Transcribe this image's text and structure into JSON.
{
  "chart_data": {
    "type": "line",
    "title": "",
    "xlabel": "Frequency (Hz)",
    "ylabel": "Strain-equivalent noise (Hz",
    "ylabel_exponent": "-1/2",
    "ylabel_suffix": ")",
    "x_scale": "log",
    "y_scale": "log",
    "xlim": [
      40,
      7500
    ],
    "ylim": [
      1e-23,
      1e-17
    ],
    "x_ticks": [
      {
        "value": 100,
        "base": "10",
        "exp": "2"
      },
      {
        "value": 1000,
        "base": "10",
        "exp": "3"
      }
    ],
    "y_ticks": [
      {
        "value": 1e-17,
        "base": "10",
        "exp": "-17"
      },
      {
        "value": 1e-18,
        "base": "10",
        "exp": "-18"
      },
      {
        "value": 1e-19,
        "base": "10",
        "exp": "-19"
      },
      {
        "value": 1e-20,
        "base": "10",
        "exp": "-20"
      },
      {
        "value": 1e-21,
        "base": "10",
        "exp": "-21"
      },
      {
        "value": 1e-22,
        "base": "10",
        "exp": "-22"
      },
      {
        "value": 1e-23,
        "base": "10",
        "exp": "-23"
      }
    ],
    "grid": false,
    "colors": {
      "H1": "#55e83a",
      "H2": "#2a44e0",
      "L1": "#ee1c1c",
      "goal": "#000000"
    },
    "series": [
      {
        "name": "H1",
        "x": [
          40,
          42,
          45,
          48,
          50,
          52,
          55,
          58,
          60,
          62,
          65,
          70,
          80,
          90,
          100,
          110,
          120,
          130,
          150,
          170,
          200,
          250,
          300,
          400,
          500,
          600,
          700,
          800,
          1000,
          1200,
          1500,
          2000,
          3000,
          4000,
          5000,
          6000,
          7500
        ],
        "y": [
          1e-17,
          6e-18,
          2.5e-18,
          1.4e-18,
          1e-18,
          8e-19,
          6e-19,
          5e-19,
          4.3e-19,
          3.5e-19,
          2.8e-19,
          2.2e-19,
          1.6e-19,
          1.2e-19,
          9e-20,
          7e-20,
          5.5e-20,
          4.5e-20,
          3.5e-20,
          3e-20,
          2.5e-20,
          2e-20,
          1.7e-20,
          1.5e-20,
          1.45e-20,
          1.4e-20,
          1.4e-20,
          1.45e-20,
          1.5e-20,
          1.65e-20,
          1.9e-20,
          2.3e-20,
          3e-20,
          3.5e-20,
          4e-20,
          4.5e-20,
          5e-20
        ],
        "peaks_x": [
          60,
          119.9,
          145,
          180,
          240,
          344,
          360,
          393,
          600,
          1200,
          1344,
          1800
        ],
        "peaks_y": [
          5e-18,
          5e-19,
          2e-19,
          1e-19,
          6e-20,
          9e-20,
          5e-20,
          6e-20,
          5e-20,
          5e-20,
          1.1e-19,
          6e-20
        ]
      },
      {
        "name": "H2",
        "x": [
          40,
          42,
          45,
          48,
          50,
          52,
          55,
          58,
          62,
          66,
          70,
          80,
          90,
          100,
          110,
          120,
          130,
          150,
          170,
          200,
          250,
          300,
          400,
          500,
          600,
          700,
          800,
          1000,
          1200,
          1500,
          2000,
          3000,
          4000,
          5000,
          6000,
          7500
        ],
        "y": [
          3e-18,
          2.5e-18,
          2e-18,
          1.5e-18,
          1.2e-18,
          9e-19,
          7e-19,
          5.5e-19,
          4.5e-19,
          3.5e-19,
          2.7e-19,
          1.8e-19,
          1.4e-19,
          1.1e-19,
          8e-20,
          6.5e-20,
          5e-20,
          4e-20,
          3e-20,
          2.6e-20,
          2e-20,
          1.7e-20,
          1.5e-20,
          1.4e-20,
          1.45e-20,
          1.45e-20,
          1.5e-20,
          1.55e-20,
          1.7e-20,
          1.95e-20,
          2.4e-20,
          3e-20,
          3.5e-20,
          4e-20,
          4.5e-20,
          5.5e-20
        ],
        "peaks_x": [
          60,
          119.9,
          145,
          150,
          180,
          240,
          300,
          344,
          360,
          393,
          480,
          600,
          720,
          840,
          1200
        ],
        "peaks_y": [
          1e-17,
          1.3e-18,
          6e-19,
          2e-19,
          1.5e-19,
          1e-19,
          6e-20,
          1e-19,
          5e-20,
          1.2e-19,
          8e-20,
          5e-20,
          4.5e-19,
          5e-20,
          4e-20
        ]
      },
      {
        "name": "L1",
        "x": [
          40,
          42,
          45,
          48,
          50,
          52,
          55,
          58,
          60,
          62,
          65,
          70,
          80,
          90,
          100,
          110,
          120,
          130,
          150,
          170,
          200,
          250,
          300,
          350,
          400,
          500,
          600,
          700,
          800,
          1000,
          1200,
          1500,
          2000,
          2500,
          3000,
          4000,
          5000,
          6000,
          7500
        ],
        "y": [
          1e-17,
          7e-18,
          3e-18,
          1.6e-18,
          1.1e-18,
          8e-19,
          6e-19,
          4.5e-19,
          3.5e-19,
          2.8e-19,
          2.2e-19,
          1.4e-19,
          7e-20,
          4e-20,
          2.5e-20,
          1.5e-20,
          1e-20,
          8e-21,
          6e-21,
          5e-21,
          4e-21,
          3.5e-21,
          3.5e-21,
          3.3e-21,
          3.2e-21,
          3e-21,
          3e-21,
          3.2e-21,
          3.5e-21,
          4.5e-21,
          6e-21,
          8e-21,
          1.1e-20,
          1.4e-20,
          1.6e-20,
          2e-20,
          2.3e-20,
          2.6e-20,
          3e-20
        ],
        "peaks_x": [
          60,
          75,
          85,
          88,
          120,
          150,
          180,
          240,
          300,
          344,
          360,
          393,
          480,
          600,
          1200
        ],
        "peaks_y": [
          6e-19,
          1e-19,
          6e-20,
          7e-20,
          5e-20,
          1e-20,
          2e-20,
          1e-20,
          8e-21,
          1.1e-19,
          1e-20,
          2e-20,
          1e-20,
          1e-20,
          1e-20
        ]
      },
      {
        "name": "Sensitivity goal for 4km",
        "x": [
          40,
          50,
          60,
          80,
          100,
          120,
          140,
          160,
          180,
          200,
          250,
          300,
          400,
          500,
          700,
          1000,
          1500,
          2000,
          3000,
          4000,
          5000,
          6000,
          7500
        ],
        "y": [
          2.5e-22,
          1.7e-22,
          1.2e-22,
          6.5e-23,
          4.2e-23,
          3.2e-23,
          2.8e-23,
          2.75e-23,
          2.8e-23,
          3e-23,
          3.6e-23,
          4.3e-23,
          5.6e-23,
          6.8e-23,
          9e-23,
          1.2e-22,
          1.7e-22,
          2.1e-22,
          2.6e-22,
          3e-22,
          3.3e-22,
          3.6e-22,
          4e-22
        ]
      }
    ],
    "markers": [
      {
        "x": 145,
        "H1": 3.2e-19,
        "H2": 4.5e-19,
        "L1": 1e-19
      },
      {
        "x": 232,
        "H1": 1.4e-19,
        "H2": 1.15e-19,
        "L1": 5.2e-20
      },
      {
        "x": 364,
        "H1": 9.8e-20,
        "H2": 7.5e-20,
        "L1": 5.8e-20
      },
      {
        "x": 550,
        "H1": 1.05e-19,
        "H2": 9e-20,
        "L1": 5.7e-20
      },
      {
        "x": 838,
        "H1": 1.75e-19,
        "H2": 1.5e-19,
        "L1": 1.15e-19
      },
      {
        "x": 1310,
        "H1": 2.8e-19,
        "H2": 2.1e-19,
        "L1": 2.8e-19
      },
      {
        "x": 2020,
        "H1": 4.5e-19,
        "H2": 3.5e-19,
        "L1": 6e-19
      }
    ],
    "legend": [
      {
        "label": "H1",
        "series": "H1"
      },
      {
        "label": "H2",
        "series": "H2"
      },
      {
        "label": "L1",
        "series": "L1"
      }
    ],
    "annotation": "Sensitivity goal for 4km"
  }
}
----------
• **What you have to do**
Lines holding the word "name" in the entries above are the ones to pull out. Copy them all.

• **Final result**
        "name": "H1",
        "name": "H2",
        "name": "L1",
        "name": "Sensitivity goal for 4km",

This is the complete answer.